Evaluating Knowledge Graph Based Retrieval Augmented Generation Methods under Knowledge Incompleteness

📝 Paper Summary

Graph-based RAG pipeline

This paper systematically evaluates three KG-RAG methods (RoG, ToG, G-Retriever) by simulating KG incompleteness via random deletion and reasoning path disruption, finding that while they outperform retrieval-free baselines, they are highly sensitive to missing direct evidence.

Core Problem

Existing KG-RAG evaluations typically assume complete Knowledge Graphs (KGs) where answers are directly inferable, failing to reflect real-world scenarios where KGs are often incomplete.

Why it matters:

KGs in practice are often sparse and missing critical links.
Current benchmarks do not test whether KG-RAG methods can reason over incomplete data or if they fail brittlely when direct evidence is missing.

Key Novelty

Systematic Robustness Evaluation of KG-RAG under Incompleteness

Introduces specific deletion strategies: 'Random Triple Deletion' (general sparsity) and 'Reasoning Path Disruption' (targeting critical reasoning chains).
Assesses whether LLMs can compensate for missing KG links using their internal parametric knowledge or alternative paths.

Architecture

An illustration of the 'Reasoning Path Disruption' concept using Justin Bieber's brother example, showing how removing a direct link forces (or fails to force) the model to use an alternative multi-hop path.

Evaluation Highlights

RoG on WebQSP: Accuracy drops from 76.75% (no deletion) to 72.15% (20% random deletion) and sharply to 65.43% (-14.7%) under reasoning path disruption.
ToG on WebQSP: Accuracy drops from 44.19% to 41.61% (20% random deletion) and to 38.25% under reasoning path disruption.
G-Retriever on WebQSP: Accuracy drops from 53.43% to 50.88% (20% random deletion) and to 49.36% under reasoning path disruption.

▸ Records provided
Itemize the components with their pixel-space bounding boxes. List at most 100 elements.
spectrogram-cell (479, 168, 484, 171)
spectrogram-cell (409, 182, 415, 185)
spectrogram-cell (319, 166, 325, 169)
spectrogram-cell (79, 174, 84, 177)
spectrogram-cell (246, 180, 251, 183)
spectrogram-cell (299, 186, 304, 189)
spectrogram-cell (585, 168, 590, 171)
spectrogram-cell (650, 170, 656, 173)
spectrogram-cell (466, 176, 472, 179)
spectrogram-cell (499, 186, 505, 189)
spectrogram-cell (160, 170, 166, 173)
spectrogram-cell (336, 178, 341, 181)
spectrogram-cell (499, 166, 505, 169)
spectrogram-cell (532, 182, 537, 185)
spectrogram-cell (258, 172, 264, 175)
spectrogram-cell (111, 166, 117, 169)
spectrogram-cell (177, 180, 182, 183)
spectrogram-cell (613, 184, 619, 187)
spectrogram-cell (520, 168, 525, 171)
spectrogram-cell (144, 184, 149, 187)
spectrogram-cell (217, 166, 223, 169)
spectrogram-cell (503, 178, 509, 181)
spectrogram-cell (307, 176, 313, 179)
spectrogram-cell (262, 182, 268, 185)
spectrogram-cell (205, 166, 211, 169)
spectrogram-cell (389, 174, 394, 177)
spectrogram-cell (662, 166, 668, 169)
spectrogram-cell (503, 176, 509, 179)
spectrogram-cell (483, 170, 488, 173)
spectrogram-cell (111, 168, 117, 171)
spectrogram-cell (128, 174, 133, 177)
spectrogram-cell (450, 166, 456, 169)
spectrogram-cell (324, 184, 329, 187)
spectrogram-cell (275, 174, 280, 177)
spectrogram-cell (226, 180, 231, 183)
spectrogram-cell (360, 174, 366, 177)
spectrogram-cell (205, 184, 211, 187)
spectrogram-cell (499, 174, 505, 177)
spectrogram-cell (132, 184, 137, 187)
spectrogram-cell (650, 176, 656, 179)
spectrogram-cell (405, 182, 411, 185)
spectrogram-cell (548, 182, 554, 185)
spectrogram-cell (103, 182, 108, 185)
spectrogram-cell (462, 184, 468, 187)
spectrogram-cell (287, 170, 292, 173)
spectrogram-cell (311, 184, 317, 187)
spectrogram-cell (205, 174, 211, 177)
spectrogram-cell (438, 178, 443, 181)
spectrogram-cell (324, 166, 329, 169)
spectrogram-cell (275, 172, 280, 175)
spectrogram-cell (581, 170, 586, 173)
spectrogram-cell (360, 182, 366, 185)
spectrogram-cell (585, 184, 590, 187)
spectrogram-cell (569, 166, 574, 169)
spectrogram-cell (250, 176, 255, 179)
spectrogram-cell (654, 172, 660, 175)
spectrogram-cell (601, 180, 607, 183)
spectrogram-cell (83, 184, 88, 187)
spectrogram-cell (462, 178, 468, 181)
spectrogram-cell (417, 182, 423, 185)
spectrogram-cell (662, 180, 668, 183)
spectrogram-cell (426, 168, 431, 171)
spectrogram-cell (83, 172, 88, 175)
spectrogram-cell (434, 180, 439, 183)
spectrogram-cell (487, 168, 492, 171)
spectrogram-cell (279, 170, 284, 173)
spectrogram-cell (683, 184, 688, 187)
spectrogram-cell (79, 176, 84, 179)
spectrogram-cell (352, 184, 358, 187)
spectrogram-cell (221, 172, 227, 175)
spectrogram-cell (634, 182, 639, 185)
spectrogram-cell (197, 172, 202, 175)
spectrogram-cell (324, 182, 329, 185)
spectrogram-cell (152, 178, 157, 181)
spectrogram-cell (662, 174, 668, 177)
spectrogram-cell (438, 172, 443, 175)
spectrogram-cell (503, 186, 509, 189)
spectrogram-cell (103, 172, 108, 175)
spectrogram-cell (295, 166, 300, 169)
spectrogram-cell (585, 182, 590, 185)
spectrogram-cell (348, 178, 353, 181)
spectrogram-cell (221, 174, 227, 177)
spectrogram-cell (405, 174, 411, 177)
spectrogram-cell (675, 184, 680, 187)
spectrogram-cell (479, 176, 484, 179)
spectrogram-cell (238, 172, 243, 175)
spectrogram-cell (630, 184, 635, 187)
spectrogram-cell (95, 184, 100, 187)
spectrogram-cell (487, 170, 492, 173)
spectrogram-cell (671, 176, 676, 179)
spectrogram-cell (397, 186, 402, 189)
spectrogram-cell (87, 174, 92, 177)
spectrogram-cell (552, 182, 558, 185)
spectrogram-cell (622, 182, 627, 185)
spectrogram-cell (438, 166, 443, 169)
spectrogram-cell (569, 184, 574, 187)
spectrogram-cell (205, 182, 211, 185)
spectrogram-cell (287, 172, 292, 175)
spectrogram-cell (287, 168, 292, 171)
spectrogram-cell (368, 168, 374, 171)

▸ Task set
1. From the KG-RAG paper summary, write out the stretch from "Systematic Robustness Evaluation" through "38.25% under reasoning path disruption.".
2. In the KG-RAG paper summary, what is the accuracy of ToG on WebQSP under reasoning path disruption?

▸ Solutions below
1.
Systematic Robustness Evaluation of KG-RAG under Incompleteness

Introduces specific deletion strategies: 'Random Triple Deletion' (general sparsity) and 'Reasoning Path Disruption' (targeting critical reasoning chains).
Assesses whether LLMs can compensate for missing KG links using their internal parametric knowledge or alternative paths.

Architecture

An illustration of the 'Reasoning Path Disruption' concept using Justin Bieber's brother example, showing how removing a direct link forces (or fails to force) the model to use an alternative multi-hop path.

Evaluation Highlights

RoG on WebQSP: Accuracy drops from 76.75% (no deletion) to 72.15% (20% random deletion) and sharply to 65.43% (-14.7%) under reasoning path disruption.
ToG on WebQSP: Accuracy drops from 44.19% to 41.61% (20% random deletion) and to 38.25% under reasoning path disruption.

2. 38.25%